WHAT IS REQUIRED
In the material below, list every line carrying the string "sparta".

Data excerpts
++++++++

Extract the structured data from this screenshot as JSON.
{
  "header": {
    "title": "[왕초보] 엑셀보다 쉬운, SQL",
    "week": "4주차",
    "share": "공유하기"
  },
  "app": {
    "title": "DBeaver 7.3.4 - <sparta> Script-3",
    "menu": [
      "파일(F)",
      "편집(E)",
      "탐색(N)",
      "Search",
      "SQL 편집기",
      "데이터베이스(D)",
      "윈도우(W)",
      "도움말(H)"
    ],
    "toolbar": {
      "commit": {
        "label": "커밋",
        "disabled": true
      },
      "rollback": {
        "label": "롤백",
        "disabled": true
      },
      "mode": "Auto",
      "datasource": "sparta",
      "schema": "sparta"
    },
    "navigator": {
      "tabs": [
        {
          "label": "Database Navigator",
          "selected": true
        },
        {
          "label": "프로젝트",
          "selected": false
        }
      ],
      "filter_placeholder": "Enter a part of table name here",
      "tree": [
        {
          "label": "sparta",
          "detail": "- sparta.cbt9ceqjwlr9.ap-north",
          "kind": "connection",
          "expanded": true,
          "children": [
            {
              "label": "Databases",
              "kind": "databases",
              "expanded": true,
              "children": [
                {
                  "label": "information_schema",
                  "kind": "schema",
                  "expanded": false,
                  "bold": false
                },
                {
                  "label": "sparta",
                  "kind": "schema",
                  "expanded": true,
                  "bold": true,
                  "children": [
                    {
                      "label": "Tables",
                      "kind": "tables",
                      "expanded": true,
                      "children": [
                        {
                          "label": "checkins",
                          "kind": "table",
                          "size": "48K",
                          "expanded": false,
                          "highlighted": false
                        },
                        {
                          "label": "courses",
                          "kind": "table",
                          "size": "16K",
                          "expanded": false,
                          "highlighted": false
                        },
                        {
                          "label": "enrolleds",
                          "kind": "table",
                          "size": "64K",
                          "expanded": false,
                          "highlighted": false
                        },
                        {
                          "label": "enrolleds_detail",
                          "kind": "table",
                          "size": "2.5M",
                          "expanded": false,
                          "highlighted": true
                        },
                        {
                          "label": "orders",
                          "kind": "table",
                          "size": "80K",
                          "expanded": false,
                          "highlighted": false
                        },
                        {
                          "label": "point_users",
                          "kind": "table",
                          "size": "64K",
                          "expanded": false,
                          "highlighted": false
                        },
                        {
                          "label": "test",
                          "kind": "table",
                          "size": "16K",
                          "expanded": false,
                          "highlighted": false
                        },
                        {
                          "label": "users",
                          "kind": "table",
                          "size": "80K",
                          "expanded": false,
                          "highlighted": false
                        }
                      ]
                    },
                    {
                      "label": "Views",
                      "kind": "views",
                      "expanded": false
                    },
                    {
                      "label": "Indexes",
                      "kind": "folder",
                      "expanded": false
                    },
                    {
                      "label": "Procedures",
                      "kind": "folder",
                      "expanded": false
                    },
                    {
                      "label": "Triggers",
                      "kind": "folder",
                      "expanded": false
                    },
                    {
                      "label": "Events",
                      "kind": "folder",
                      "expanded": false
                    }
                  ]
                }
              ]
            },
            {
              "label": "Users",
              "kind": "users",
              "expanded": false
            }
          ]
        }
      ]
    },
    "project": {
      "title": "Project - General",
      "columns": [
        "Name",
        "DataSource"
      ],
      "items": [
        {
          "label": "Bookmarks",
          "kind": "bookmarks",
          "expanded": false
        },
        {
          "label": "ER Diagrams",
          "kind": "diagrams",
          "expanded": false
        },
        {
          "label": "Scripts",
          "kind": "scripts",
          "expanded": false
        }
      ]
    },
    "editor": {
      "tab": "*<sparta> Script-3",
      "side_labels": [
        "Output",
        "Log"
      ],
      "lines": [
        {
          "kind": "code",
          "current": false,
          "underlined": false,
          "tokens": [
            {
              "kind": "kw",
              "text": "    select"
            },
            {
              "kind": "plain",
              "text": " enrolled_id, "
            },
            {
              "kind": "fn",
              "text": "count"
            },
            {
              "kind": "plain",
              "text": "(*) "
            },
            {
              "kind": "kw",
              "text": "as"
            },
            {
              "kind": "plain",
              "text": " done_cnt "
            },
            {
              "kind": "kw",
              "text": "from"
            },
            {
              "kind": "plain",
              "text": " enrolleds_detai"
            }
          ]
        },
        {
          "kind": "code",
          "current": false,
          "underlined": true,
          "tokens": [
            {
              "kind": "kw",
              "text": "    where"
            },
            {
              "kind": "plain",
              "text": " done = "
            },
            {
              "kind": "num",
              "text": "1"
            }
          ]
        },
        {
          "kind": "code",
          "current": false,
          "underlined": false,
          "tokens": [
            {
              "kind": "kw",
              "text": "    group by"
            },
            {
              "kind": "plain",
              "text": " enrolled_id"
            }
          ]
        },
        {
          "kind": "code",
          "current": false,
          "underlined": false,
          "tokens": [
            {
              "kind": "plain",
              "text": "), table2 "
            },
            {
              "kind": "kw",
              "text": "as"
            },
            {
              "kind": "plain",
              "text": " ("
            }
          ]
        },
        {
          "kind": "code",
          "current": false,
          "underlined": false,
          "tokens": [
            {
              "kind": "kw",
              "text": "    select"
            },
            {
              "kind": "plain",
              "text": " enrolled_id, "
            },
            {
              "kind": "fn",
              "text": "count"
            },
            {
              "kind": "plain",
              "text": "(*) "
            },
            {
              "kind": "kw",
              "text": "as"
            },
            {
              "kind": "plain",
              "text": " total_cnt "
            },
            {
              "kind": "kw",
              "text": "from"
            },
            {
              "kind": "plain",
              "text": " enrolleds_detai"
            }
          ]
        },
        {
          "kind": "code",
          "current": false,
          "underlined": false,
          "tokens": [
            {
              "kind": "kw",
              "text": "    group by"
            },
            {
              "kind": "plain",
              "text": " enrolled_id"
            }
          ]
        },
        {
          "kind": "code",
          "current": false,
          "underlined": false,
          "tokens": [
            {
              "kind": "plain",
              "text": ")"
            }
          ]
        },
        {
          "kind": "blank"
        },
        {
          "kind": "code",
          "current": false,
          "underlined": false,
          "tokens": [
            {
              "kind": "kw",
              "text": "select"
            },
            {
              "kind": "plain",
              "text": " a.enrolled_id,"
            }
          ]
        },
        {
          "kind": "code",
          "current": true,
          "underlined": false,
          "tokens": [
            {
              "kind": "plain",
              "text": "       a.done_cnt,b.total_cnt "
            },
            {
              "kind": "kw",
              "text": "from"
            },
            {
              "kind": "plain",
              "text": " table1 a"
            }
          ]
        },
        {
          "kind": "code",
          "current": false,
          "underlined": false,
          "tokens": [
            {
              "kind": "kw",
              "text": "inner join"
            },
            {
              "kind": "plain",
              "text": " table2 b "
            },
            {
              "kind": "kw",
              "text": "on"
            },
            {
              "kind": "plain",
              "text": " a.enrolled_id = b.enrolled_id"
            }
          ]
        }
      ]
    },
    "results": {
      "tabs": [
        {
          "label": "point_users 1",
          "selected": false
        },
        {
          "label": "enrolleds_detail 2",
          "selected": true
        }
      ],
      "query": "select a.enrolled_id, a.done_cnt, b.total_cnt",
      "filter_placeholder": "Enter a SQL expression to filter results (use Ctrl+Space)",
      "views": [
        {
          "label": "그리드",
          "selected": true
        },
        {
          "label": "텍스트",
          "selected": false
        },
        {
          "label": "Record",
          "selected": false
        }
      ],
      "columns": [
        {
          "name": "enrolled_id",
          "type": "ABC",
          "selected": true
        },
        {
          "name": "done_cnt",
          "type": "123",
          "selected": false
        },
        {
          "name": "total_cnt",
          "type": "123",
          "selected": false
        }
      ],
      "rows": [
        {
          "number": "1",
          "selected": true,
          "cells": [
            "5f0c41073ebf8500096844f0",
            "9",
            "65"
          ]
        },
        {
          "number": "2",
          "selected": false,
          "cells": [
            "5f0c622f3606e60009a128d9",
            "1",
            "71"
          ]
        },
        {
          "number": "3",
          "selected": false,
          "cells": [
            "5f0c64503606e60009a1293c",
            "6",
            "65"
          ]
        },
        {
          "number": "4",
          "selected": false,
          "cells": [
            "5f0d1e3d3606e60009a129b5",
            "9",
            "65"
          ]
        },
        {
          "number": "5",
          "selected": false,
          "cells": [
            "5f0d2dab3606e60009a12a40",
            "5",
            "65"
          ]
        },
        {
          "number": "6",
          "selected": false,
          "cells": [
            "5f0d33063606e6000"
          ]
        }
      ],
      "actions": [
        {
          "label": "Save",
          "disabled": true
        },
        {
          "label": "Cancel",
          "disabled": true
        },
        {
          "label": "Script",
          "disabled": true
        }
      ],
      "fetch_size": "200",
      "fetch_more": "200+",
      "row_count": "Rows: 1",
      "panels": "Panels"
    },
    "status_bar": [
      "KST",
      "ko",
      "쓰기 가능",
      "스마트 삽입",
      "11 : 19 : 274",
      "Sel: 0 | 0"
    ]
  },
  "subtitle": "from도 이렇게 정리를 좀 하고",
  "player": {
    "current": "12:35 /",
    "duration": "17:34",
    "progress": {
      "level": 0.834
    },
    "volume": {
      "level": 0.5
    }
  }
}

++++++++

EXPECTED OUTPUT
    "title": "DBeaver 7.3.4 - <sparta> Script-3",
      "datasource": "sparta",
      "schema": "sparta"
          "label": "sparta",
          "detail": "- sparta.cbt9ceqjwlr9.ap-north",
                  "label": "sparta",
      "tab": "*<sparta> Script-3",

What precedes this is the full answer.